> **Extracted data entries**
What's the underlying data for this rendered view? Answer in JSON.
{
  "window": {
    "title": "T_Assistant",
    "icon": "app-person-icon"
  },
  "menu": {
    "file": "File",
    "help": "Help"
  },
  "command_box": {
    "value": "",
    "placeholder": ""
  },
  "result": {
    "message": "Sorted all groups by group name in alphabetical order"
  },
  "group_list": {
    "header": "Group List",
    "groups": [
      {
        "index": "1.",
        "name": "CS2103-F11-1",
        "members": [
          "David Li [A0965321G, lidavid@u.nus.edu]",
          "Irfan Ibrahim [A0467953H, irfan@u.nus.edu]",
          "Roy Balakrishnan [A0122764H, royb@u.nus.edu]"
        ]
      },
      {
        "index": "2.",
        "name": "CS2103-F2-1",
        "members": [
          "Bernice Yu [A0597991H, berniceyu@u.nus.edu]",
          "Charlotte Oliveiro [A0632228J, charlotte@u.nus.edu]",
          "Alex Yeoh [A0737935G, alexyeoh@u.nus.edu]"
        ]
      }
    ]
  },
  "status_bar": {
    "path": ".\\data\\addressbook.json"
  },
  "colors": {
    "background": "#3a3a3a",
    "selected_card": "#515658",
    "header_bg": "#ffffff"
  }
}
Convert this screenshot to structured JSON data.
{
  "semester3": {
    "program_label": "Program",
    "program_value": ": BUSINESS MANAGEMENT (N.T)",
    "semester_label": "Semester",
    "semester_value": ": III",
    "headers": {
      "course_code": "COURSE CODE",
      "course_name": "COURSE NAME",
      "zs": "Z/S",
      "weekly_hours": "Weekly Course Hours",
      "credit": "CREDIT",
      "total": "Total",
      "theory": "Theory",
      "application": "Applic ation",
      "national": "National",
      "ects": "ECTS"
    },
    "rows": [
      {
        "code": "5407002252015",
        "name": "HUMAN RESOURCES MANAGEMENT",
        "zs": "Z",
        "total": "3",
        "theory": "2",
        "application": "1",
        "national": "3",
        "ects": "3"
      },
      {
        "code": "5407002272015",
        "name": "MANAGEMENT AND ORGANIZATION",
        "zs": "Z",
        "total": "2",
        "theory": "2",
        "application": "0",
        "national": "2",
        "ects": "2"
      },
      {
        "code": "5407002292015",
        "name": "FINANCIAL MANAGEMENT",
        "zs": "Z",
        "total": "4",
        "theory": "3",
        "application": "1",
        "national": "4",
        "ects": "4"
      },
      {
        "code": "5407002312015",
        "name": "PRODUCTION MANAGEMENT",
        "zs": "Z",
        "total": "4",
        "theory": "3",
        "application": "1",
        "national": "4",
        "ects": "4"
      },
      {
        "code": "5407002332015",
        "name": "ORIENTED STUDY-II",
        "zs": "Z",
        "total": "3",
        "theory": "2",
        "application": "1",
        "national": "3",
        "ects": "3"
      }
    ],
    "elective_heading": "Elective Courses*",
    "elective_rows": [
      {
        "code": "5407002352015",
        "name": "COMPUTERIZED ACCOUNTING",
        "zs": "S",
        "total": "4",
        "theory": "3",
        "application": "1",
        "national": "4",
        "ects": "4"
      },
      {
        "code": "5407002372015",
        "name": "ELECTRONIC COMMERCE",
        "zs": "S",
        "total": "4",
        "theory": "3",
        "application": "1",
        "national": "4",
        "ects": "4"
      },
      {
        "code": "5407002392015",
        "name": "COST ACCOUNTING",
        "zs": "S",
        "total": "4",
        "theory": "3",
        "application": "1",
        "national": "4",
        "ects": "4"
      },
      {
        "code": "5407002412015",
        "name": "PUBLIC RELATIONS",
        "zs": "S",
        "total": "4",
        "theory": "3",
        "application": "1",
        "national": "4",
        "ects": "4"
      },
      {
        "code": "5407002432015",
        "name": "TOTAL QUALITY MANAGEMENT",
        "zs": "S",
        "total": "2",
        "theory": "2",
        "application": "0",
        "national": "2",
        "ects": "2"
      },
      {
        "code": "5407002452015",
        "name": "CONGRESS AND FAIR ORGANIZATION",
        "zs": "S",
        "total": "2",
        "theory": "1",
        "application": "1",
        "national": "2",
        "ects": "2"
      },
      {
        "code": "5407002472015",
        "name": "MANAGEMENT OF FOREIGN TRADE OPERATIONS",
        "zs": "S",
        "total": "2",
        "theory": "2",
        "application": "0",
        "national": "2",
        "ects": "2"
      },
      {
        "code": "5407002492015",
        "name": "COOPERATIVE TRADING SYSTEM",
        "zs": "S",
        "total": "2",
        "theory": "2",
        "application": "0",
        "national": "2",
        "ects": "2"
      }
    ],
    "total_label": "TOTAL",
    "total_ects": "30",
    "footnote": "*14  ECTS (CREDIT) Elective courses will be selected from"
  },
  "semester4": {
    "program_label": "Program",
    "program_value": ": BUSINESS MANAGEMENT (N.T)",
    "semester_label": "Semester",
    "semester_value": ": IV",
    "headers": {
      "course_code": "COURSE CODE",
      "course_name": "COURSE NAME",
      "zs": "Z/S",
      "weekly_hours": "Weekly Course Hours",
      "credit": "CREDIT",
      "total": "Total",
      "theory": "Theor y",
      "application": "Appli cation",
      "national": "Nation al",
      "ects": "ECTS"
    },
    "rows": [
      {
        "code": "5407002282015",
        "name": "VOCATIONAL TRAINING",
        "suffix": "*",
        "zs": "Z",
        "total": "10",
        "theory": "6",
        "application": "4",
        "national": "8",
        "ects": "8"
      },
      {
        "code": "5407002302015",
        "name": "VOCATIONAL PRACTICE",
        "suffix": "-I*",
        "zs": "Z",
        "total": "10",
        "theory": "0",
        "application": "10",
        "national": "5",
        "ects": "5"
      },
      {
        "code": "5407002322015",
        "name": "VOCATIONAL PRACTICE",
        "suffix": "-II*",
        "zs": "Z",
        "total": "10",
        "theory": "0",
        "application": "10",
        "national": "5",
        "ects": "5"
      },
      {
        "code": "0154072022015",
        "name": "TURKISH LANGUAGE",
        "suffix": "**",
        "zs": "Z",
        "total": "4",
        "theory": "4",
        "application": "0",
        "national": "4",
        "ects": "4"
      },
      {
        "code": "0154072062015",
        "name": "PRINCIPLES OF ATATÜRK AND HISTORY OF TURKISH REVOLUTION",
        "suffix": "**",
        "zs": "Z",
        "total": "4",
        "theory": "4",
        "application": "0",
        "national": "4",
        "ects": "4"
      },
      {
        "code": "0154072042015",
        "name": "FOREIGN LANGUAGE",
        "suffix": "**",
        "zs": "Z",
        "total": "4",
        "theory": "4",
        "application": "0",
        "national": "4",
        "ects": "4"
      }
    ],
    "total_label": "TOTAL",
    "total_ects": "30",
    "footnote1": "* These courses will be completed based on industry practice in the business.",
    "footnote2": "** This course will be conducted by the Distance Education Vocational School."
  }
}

> **Directive**
Restate each record exactly as written.

> **Output of the exercise**
What's the underlying data for this rendered view? Answer in JSON.
{
  "window": {
    "title": "T_Assistant",
    "icon": "app-person-icon"
  },
  "menu": {
    "file": "File",
    "help": "Help"
  },
  "command_box": {
    "value": "",
    "placeholder": ""
  },
  "result": {
    "message": "Sorted all groups by group name in alphabetical order"
  },
  "group_list": {
    "header": "Group List",
    "groups": [
      {
        "index": "1.",
        "name": "CS2103-F11-1",
        "members": [
          "David Li [A0965321G, lidavid@u.nus.edu]",
          "Irfan Ibrahim [A0467953H, irfan@u.nus.edu]",
          "Roy Balakrishnan [A0122764H, royb@u.nus.edu]"
        ]
      },
      {
        "index": "2.",
        "name": "CS2103-F2-1",
        "members": [
          "Bernice Yu [A0597991H, berniceyu@u.nus.edu]",
          "Charlotte Oliveiro [A0632228J, charlotte@u.nus.edu]",
          "Alex Yeoh [A0737935G, alexyeoh@u.nus.edu]"
        ]
      }
    ]
  },
  "status_bar": {
    "path": ".\\data\\addressbook.json"
  },
  "colors": {
    "background": "#3a3a3a",
    "selected_card": "#515658",
    "header_bg": "#ffffff"
  }
}
Convert this screenshot to structured JSON data.
{
  "semester3": {
    "program_label": "Program",
    "program_value": ": BUSINESS MANAGEMENT (N.T)",
    "semester_label": "Semester",
    "semester_value": ": III",
    "headers": {
      "course_code": "COURSE CODE",
      "course_name": "COURSE NAME",
      "zs": "Z/S",
      "weekly_hours": "Weekly Course Hours",
      "credit": "CREDIT",
      "total": "Total",
      "theory": "Theory",
      "application": "Applic ation",
      "national": "National",
      "ects": "ECTS"
    },
    "rows": [
      {
        "code": "5407002252015",
        "name": "HUMAN RESOURCES MANAGEMENT",
        "zs": "Z",
        "total": "3",
        "theory": "2",
        "application": "1",
        "national": "3",
        "ects": "3"
      },
      {
        "code": "5407002272015",
        "name": "MANAGEMENT AND ORGANIZATION",
        "zs": "Z",
        "total": "2",
        "theory": "2",
        "application": "0",
        "national": "2",
        "ects": "2"
      },
      {
        "code": "5407002292015",
        "name": "FINANCIAL MANAGEMENT",
        "zs": "Z",
        "total": "4",
        "theory": "3",
        "application": "1",
        "national": "4",
        "ects": "4"
      },
      {
        "code": "5407002312015",
        "name": "PRODUCTION MANAGEMENT",
        "zs": "Z",
        "total": "4",
        "theory": "3",
        "application": "1",
        "national": "4",
        "ects": "4"
      },
      {
        "code": "5407002332015",
        "name": "ORIENTED STUDY-II",
        "zs": "Z",
        "total": "3",
        "theory": "2",
        "application": "1",
        "national": "3",
        "ects": "3"
      }
    ],
    "elective_heading": "Elective Courses*",
    "elective_rows": [
      {
        "code": "5407002352015",
        "name": "COMPUTERIZED ACCOUNTING",
        "zs": "S",
        "total": "4",
        "theory": "3",
        "application": "1",
        "national": "4",
        "ects": "4"
      },
      {
        "code": "5407002372015",
        "name": "ELECTRONIC COMMERCE",
        "zs": "S",
        "total": "4",
        "theory": "3",
        "application": "1",
        "national": "4",
        "ects": "4"
      },
      {
        "code": "5407002392015",
        "name": "COST ACCOUNTING",
        "zs": "S",
        "total": "4",
        "theory": "3",
        "application": "1",
        "national": "4",
        "ects": "4"
      },
      {
        "code": "5407002412015",
        "name": "PUBLIC RELATIONS",
        "zs": "S",
        "total": "4",
        "theory": "3",
        "application": "1",
        "national": "4",
        "ects": "4"
      },
      {
        "code": "5407002432015",
        "name": "TOTAL QUALITY MANAGEMENT",
        "zs": "S",
        "total": "2",
        "theory": "2",
        "application": "0",
        "national": "2",
        "ects": "2"
      },
      {
        "code": "5407002452015",
        "name": "CONGRESS AND FAIR ORGANIZATION",
        "zs": "S",
        "total": "2",
        "theory": "1",
        "application": "1",
        "national": "2",
        "ects": "2"
      },
      {
        "code": "5407002472015",
        "name": "MANAGEMENT OF FOREIGN TRADE OPERATIONS",
        "zs": "S",
        "total": "2",
        "theory": "2",
        "application": "0",
        "national": "2",
        "ects": "2"
      },
      {
        "code": "5407002492015",
        "name": "COOPERATIVE TRADING SYSTEM",
        "zs": "S",
        "total": "2",
        "theory": "2",
        "application": "0",
        "national": "2",
        "ects": "2"
      }
    ],
    "total_label": "TOTAL",
    "total_ects": "30",
    "footnote": "*14  ECTS (CREDIT) Elective courses will be selected from"
  },
  "semester4": {
    "program_label": "Program",
    "program_value": ": BUSINESS MANAGEMENT (N.T)",
    "semester_label": "Semester",
    "semester_value": ": IV",
    "headers": {
      "course_code": "COURSE CODE",
      "course_name": "COURSE NAME",
      "zs": "Z/S",
      "weekly_hours": "Weekly Course Hours",
      "credit": "CREDIT",
      "total": "Total",
      "theory": "Theor y",
      "application": "Appli cation",
      "national": "Nation al",
      "ects": "ECTS"
    },
    "rows": [
      {
        "code": "5407002282015",
        "name": "VOCATIONAL TRAINING",
        "suffix": "*",
        "zs": "Z",
        "total": "10",
        "theory": "6",
        "application": "4",
        "national": "8",
        "ects": "8"
      },
      {
        "code": "5407002302015",
        "name": "VOCATIONAL PRACTICE",
        "suffix": "-I*",
        "zs": "Z",
        "total": "10",
        "theory": "0",
        "application": "10",
        "national": "5",
        "ects": "5"
      },
      {
        "code": "5407002322015",
        "name": "VOCATIONAL PRACTICE",
        "suffix": "-II*",
        "zs": "Z",
        "total": "10",
        "theory": "0",
        "application": "10",
        "national": "5",
        "ects": "5"
      },
      {
        "code": "0154072022015",
        "name": "TURKISH LANGUAGE",
        "suffix": "**",
        "zs": "Z",
        "total": "4",
        "theory": "4",
        "application": "0",
        "national": "4",
        "ects": "4"
      },
      {
        "code": "0154072062015",
        "name": "PRINCIPLES OF ATATÜRK AND HISTORY OF TURKISH REVOLUTION",
        "suffix": "**",
        "zs": "Z",
        "total": "4",
        "theory": "4",
        "application": "0",
        "national": "4",
        "ects": "4"
      },
      {
        "code": "0154072042015",
        "name": "FOREIGN LANGUAGE",
        "suffix": "**",
        "zs": "Z",
        "total": "4",
        "theory": "4",
        "application": "0",
        "national": "4",
        "ects": "4"
      }
    ],
    "total_label": "TOTAL",
    "total_ects": "30",
    "footnote1": "* These courses will be completed based on industry practice in the business.",
    "footnote2": "** This course will be conducted by the Distance Education Vocational School."
  }
}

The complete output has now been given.